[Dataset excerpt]
☆ ☆ ☆ ☆ ☆ ☆ ☆
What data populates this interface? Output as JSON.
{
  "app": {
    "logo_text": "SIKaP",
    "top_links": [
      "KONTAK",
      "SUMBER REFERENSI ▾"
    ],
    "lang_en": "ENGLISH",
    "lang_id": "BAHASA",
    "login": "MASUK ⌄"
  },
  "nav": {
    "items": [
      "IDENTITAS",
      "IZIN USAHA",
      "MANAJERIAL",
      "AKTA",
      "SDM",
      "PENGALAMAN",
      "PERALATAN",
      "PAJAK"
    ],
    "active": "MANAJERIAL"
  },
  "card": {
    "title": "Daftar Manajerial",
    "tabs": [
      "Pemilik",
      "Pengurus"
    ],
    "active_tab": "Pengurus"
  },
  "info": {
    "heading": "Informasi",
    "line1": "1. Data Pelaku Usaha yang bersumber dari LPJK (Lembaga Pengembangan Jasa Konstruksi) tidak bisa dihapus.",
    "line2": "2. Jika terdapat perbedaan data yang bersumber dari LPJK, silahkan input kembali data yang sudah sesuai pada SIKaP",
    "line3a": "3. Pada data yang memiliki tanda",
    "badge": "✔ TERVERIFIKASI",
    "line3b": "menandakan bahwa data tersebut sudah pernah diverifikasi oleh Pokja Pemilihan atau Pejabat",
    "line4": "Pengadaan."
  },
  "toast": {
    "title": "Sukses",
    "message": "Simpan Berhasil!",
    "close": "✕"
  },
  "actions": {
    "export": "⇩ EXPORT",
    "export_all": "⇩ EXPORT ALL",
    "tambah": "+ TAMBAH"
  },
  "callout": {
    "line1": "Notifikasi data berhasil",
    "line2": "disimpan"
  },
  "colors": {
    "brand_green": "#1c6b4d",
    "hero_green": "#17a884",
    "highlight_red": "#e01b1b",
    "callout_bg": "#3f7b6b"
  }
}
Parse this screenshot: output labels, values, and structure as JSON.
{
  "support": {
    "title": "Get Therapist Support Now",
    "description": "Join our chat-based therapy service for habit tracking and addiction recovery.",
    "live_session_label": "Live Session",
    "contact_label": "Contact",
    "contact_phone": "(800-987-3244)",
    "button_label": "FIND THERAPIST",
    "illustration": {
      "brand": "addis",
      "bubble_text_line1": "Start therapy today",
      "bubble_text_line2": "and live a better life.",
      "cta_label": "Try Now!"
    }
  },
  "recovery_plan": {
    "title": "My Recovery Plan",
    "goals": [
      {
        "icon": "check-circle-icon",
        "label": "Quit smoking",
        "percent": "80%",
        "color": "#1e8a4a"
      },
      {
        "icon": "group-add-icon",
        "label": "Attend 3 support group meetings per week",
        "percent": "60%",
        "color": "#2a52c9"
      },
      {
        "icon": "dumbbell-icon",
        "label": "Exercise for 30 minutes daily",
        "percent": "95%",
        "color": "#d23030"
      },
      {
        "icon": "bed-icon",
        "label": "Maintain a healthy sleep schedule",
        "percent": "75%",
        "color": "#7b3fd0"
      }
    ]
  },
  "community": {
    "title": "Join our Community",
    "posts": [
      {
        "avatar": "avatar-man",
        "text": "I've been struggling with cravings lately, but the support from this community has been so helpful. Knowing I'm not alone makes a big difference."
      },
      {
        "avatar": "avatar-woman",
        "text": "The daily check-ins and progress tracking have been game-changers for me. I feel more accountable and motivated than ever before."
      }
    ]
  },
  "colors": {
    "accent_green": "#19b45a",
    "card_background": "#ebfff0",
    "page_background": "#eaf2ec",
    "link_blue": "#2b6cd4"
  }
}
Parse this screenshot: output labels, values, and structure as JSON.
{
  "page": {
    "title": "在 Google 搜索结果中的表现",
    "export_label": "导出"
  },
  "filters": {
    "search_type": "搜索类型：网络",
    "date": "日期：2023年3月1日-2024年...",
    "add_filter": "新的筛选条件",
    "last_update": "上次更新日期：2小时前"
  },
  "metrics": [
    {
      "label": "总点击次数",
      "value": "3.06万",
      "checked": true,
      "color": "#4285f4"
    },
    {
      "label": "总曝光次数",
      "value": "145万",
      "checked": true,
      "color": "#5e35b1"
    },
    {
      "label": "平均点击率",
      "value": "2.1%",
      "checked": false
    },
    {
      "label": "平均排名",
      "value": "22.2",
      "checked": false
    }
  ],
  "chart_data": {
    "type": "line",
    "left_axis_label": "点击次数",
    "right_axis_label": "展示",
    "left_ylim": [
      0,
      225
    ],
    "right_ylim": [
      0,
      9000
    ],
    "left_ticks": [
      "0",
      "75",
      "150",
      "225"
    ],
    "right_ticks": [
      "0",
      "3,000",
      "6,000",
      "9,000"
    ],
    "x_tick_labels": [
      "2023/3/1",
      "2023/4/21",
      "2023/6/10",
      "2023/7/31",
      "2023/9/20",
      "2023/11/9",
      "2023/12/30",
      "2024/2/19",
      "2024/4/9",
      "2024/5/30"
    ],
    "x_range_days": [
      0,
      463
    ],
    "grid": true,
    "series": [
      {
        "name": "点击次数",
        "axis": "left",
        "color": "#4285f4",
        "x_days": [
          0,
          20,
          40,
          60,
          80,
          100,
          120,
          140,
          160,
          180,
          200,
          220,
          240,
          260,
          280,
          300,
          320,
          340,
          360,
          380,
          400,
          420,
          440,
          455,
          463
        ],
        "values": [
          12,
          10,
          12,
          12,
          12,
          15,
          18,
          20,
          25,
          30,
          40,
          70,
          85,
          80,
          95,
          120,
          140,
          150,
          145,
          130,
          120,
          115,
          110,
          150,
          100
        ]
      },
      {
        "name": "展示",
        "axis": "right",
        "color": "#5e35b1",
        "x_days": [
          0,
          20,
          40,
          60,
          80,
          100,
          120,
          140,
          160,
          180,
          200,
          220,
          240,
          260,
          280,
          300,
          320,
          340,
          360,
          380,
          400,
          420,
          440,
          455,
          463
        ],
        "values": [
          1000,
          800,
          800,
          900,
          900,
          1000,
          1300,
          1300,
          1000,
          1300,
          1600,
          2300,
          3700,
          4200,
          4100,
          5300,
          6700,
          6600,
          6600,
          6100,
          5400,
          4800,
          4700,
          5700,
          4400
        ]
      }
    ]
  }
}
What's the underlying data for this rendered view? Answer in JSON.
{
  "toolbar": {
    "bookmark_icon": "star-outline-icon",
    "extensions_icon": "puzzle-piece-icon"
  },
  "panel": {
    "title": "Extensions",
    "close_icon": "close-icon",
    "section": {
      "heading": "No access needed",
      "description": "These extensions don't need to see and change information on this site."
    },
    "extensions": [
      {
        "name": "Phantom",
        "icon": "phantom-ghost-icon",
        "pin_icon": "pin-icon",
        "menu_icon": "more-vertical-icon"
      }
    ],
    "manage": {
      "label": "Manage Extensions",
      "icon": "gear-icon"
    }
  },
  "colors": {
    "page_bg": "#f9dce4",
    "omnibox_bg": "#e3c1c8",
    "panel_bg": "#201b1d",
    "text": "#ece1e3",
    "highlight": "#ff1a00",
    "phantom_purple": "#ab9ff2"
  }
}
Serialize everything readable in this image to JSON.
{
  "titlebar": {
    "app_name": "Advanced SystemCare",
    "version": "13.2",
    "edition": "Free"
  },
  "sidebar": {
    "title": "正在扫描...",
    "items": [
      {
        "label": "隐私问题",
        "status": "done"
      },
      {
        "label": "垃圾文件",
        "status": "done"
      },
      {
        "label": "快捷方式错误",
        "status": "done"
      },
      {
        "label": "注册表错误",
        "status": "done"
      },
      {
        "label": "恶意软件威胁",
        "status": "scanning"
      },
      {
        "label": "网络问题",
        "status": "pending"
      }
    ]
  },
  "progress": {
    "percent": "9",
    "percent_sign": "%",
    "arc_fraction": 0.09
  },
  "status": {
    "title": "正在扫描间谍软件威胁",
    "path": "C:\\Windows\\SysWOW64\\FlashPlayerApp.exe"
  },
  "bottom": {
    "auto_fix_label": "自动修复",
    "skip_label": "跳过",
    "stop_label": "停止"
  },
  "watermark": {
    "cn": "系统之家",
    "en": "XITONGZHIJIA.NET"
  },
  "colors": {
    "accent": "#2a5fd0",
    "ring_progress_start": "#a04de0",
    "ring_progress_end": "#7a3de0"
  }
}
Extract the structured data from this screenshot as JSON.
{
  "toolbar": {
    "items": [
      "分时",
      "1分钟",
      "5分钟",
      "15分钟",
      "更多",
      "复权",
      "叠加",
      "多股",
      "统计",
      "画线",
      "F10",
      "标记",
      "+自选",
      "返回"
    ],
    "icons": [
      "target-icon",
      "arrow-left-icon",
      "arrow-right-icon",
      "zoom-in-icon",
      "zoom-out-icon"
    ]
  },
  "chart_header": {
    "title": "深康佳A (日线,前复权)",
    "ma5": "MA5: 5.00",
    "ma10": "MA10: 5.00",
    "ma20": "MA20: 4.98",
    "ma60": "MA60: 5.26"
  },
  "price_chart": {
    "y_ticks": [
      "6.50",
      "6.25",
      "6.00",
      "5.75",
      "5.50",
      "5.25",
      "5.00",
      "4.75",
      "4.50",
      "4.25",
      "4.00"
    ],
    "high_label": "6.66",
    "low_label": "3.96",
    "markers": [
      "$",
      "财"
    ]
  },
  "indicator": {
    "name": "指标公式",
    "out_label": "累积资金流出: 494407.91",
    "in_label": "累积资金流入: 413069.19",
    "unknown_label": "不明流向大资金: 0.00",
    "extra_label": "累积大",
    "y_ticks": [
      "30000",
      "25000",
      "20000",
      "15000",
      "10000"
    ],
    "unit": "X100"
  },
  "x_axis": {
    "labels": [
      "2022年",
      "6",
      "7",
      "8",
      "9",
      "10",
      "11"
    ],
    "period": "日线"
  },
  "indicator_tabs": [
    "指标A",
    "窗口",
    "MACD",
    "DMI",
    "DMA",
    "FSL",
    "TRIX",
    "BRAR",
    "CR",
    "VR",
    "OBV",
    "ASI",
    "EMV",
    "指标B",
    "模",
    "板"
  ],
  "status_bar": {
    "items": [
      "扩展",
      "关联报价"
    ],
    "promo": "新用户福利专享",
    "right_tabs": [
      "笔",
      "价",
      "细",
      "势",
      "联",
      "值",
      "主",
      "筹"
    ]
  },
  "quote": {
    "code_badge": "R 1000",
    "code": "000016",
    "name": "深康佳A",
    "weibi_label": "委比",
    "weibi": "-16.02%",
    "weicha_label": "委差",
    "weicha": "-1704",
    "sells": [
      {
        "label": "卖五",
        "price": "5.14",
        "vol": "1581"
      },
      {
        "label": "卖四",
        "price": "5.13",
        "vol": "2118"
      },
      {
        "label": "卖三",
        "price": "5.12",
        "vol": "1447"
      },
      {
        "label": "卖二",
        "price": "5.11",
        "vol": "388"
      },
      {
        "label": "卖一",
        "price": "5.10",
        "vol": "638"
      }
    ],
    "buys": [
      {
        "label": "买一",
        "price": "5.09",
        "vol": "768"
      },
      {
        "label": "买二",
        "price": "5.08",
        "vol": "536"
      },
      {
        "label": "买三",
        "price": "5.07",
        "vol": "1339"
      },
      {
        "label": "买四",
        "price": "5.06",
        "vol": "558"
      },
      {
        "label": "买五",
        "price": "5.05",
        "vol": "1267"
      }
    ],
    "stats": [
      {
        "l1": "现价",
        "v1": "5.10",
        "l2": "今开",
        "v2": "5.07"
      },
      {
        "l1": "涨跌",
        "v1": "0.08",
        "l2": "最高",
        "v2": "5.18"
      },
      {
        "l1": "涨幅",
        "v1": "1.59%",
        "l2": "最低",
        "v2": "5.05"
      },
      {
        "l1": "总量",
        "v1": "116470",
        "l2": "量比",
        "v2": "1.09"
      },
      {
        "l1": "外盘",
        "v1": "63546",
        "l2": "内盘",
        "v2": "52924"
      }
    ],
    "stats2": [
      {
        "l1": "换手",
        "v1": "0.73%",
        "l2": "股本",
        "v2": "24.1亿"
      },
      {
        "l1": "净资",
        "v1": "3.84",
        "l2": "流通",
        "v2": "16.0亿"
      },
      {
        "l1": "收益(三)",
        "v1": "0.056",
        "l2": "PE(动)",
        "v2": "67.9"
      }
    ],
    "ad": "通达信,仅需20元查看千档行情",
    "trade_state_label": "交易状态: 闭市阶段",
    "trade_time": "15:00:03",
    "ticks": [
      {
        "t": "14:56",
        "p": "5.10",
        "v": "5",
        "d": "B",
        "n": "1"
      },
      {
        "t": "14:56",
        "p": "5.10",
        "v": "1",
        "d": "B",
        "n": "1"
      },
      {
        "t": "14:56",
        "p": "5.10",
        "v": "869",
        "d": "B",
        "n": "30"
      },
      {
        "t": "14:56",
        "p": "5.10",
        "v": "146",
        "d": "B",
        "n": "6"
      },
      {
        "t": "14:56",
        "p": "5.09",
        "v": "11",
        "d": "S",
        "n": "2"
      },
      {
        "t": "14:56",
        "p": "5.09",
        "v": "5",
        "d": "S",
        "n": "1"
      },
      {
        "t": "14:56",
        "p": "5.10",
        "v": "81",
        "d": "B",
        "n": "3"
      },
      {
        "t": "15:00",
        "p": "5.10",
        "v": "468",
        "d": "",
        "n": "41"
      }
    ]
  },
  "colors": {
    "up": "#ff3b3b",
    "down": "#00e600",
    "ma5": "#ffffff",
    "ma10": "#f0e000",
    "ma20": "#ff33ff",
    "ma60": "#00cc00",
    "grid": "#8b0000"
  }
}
☆ ☆ ☆ ☆ ☆ ☆ ☆
-- Task description --
Nothing but a number is needed here: how many lines hold the string "daily"?

-- Response to the task --
2